=== GOAL ===
Your task is to copy every line of the entries that contains "image".

>> START EXERCISE INPUTS

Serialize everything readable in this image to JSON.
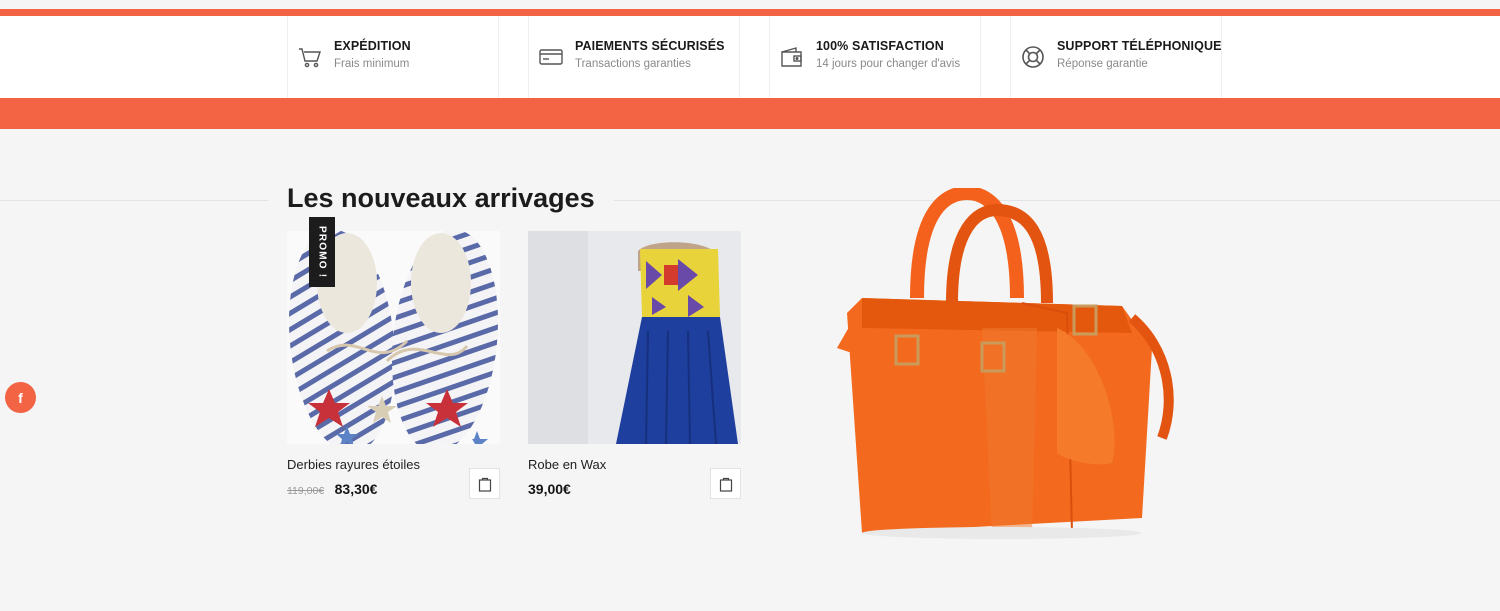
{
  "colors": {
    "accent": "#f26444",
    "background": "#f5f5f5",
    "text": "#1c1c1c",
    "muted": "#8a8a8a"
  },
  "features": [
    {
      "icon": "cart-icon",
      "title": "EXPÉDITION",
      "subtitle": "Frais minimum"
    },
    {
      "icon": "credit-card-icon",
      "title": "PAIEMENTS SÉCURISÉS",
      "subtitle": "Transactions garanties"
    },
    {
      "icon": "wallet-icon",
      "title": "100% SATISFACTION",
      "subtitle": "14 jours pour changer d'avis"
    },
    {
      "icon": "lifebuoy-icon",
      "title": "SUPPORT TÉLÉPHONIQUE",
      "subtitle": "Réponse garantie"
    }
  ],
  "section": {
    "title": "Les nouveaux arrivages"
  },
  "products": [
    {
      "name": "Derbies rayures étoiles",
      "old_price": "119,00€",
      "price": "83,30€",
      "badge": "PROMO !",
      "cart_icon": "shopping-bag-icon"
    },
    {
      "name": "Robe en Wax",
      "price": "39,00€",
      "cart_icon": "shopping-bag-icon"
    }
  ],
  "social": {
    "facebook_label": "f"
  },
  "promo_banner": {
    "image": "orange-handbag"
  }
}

>> END EXERCISE INPUTS

=== COMPLETE RESPONSE ===
Serialize everything readable in this image to JSON.
    "image": "orange-handbag"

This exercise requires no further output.